• Data
^^^^^^^^
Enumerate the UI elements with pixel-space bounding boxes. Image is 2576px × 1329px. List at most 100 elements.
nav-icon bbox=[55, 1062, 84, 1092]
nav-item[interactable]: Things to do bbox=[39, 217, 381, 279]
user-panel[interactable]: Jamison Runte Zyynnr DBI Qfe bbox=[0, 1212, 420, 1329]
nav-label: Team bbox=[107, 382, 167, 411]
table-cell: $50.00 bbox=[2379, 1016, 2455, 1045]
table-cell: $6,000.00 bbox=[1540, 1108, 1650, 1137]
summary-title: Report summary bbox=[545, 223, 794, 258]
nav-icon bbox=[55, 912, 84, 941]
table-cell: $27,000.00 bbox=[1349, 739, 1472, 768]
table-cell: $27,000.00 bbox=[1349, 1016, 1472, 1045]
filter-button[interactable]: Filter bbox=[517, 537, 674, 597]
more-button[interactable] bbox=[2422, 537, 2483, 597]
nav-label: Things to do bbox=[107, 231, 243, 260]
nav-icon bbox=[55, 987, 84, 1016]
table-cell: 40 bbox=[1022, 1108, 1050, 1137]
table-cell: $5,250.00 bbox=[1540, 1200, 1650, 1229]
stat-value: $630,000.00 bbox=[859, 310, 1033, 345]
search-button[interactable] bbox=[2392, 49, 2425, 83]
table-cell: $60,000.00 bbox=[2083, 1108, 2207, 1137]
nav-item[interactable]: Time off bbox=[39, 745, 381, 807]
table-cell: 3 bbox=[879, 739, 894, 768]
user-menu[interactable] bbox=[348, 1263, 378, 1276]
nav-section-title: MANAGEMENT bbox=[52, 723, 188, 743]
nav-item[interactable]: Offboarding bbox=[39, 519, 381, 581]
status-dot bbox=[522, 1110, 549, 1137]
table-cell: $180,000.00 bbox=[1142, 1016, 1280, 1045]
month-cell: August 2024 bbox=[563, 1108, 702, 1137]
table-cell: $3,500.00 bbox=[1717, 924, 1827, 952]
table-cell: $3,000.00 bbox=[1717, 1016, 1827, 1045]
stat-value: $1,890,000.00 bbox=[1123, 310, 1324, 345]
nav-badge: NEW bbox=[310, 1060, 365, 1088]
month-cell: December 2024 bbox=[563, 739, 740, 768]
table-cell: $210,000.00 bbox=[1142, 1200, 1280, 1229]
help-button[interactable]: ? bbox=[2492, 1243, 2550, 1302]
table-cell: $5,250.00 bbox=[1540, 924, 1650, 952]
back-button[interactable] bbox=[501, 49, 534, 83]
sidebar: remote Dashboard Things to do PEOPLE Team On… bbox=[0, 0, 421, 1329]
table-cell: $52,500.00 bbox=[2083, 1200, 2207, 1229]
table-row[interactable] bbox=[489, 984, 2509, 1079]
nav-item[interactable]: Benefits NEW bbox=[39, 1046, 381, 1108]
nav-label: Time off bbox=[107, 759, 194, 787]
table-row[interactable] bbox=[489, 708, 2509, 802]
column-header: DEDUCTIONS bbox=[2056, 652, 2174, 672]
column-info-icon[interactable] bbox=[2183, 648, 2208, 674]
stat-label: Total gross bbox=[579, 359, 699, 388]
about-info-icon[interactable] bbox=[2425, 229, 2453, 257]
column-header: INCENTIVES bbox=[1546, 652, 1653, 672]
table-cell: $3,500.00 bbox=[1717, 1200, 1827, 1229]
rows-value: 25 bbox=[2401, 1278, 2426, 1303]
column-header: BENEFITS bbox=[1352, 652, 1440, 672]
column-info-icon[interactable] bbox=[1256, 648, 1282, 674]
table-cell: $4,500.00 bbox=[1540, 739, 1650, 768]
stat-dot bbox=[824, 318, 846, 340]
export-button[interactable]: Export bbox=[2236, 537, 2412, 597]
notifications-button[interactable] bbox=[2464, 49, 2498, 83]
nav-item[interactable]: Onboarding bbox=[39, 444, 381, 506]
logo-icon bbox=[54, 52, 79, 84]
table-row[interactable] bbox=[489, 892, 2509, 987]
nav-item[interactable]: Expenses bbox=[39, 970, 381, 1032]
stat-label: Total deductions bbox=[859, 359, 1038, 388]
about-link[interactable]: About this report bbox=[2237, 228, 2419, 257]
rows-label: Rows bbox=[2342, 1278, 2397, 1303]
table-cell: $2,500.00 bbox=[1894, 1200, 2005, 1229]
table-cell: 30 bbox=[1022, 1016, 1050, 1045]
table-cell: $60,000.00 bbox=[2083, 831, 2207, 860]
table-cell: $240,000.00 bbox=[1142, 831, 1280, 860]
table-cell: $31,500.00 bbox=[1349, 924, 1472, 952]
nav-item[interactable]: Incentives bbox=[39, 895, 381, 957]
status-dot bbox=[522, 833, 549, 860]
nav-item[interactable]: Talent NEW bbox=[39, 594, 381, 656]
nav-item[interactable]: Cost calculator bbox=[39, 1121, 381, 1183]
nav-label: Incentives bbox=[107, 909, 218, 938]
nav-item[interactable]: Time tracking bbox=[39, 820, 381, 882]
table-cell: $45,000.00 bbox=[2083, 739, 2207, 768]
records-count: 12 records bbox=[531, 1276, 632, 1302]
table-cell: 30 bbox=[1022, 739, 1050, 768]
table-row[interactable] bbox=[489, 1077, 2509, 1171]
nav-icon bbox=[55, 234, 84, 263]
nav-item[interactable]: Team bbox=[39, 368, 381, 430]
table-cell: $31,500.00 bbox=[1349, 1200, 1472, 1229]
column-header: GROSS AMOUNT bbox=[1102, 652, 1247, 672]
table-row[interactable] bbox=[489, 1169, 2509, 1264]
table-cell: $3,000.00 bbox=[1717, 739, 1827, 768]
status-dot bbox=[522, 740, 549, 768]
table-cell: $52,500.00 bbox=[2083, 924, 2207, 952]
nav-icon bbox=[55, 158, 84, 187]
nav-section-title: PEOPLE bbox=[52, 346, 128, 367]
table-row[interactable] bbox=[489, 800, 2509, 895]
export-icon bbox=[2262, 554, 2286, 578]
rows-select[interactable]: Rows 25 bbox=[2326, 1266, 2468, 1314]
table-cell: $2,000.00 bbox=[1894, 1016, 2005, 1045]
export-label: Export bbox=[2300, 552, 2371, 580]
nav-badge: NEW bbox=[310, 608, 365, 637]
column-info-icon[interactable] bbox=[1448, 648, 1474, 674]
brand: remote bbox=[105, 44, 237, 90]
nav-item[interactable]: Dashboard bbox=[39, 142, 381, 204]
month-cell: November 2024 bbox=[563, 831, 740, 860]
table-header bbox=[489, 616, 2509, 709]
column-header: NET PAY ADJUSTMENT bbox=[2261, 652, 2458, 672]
^^^^^^^^
• Task to complete
Rewrite the material above, changing every "Things to do" to "To-dos" and leaving everything else the same.

• Right answer
Enumerate the UI elements with pixel-space bounding boxes. Image is 2576px × 1329px. List at most 100 elements.
nav-icon bbox=[55, 1062, 84, 1092]
nav-item[interactable]: To-dos bbox=[39, 217, 381, 279]
user-panel[interactable]: Jamison Runte Zyynnr DBI Qfe bbox=[0, 1212, 420, 1329]
nav-label: Team bbox=[107, 382, 167, 411]
table-cell: $50.00 bbox=[2379, 1016, 2455, 1045]
table-cell: $6,000.00 bbox=[1540, 1108, 1650, 1137]
summary-title: Report summary bbox=[545, 223, 794, 258]
nav-icon bbox=[55, 912, 84, 941]
table-cell: $27,000.00 bbox=[1349, 739, 1472, 768]
table-cell: $27,000.00 bbox=[1349, 1016, 1472, 1045]
filter-button[interactable]: Filter bbox=[517, 537, 674, 597]
more-button[interactable] bbox=[2422, 537, 2483, 597]
nav-label: To-dos bbox=[107, 231, 243, 260]
nav-icon bbox=[55, 987, 84, 1016]
table-cell: 40 bbox=[1022, 1108, 1050, 1137]
table-cell: $5,250.00 bbox=[1540, 1200, 1650, 1229]
stat-value: $630,000.00 bbox=[859, 310, 1033, 345]
search-button[interactable] bbox=[2392, 49, 2425, 83]
table-cell: $60,000.00 bbox=[2083, 1108, 2207, 1137]
nav-item[interactable]: Time off bbox=[39, 745, 381, 807]
table-cell: 3 bbox=[879, 739, 894, 768]
user-menu[interactable] bbox=[348, 1263, 378, 1276]
nav-section-title: MANAGEMENT bbox=[52, 723, 188, 743]
nav-item[interactable]: Offboarding bbox=[39, 519, 381, 581]
status-dot bbox=[522, 1110, 549, 1137]
table-cell: $180,000.00 bbox=[1142, 1016, 1280, 1045]
month-cell: August 2024 bbox=[563, 1108, 702, 1137]
table-cell: $3,500.00 bbox=[1717, 924, 1827, 952]
table-cell: $3,000.00 bbox=[1717, 1016, 1827, 1045]
stat-value: $1,890,000.00 bbox=[1123, 310, 1324, 345]
nav-badge: NEW bbox=[310, 1060, 365, 1088]
month-cell: December 2024 bbox=[563, 739, 740, 768]
table-cell: $210,000.00 bbox=[1142, 1200, 1280, 1229]
help-button[interactable]: ? bbox=[2492, 1243, 2550, 1302]
table-cell: $5,250.00 bbox=[1540, 924, 1650, 952]
back-button[interactable] bbox=[501, 49, 534, 83]
sidebar: remote Dashboard To-dos PEOPLE Team On… bbox=[0, 0, 421, 1329]
table-cell: $52,500.00 bbox=[2083, 1200, 2207, 1229]
table-row[interactable] bbox=[489, 984, 2509, 1079]
nav-item[interactable]: Benefits NEW bbox=[39, 1046, 381, 1108]
nav-label: Time off bbox=[107, 759, 194, 787]
table-row[interactable] bbox=[489, 708, 2509, 802]
column-header: DEDUCTIONS bbox=[2056, 652, 2174, 672]
column-info-icon[interactable] bbox=[2183, 648, 2208, 674]
stat-label: Total gross bbox=[579, 359, 699, 388]
about-info-icon[interactable] bbox=[2425, 229, 2453, 257]
column-header: INCENTIVES bbox=[1546, 652, 1653, 672]
table-cell: $3,500.00 bbox=[1717, 1200, 1827, 1229]
rows-value: 25 bbox=[2401, 1278, 2426, 1303]
column-header: BENEFITS bbox=[1352, 652, 1440, 672]
column-info-icon[interactable] bbox=[1256, 648, 1282, 674]
table-cell: $4,500.00 bbox=[1540, 739, 1650, 768]
stat-dot bbox=[824, 318, 846, 340]
export-button[interactable]: Export bbox=[2236, 537, 2412, 597]
notifications-button[interactable] bbox=[2464, 49, 2498, 83]
nav-item[interactable]: Onboarding bbox=[39, 444, 381, 506]
logo-icon bbox=[54, 52, 79, 84]
table-row[interactable] bbox=[489, 892, 2509, 987]
nav-item[interactable]: Expenses bbox=[39, 970, 381, 1032]
stat-label: Total deductions bbox=[859, 359, 1038, 388]
about-link[interactable]: About this report bbox=[2237, 228, 2419, 257]
rows-label: Rows bbox=[2342, 1278, 2397, 1303]
table-cell: $2,500.00 bbox=[1894, 1200, 2005, 1229]
table-cell: 30 bbox=[1022, 1016, 1050, 1045]
table-cell: $60,000.00 bbox=[2083, 831, 2207, 860]
table-cell: $240,000.00 bbox=[1142, 831, 1280, 860]
table-cell: $31,500.00 bbox=[1349, 924, 1472, 952]
nav-item[interactable]: Incentives bbox=[39, 895, 381, 957]
status-dot bbox=[522, 833, 549, 860]
nav-item[interactable]: Talent NEW bbox=[39, 594, 381, 656]
nav-item[interactable]: Cost calculator bbox=[39, 1121, 381, 1183]
nav-label: Incentives bbox=[107, 909, 218, 938]
nav-item[interactable]: Time tracking bbox=[39, 820, 381, 882]
table-cell: $45,000.00 bbox=[2083, 739, 2207, 768]
records-count: 12 records bbox=[531, 1276, 632, 1302]
table-cell: 30 bbox=[1022, 739, 1050, 768]
table-row[interactable] bbox=[489, 1077, 2509, 1171]
nav-icon bbox=[55, 234, 84, 263]
nav-item[interactable]: Team bbox=[39, 368, 381, 430]
table-cell: $31,500.00 bbox=[1349, 1200, 1472, 1229]
column-header: GROSS AMOUNT bbox=[1102, 652, 1247, 672]
table-row[interactable] bbox=[489, 1169, 2509, 1264]
table-cell: $3,000.00 bbox=[1717, 739, 1827, 768]
status-dot bbox=[522, 740, 549, 768]
table-cell: $52,500.00 bbox=[2083, 924, 2207, 952]
nav-icon bbox=[55, 158, 84, 187]
nav-section-title: PEOPLE bbox=[52, 346, 128, 367]
table-row[interactable] bbox=[489, 800, 2509, 895]
export-icon bbox=[2262, 554, 2286, 578]
rows-select[interactable]: Rows 25 bbox=[2326, 1266, 2468, 1314]
table-cell: $2,000.00 bbox=[1894, 1016, 2005, 1045]
export-label: Export bbox=[2300, 552, 2371, 580]
nav-badge: NEW bbox=[310, 608, 365, 637]
column-info-icon[interactable] bbox=[1448, 648, 1474, 674]
brand: remote bbox=[105, 44, 237, 90]
nav-item[interactable]: Dashboard bbox=[39, 142, 381, 204]
month-cell: November 2024 bbox=[563, 831, 740, 860]
table-header bbox=[489, 616, 2509, 709]
column-header: NET PAY ADJUSTMENT bbox=[2261, 652, 2458, 672]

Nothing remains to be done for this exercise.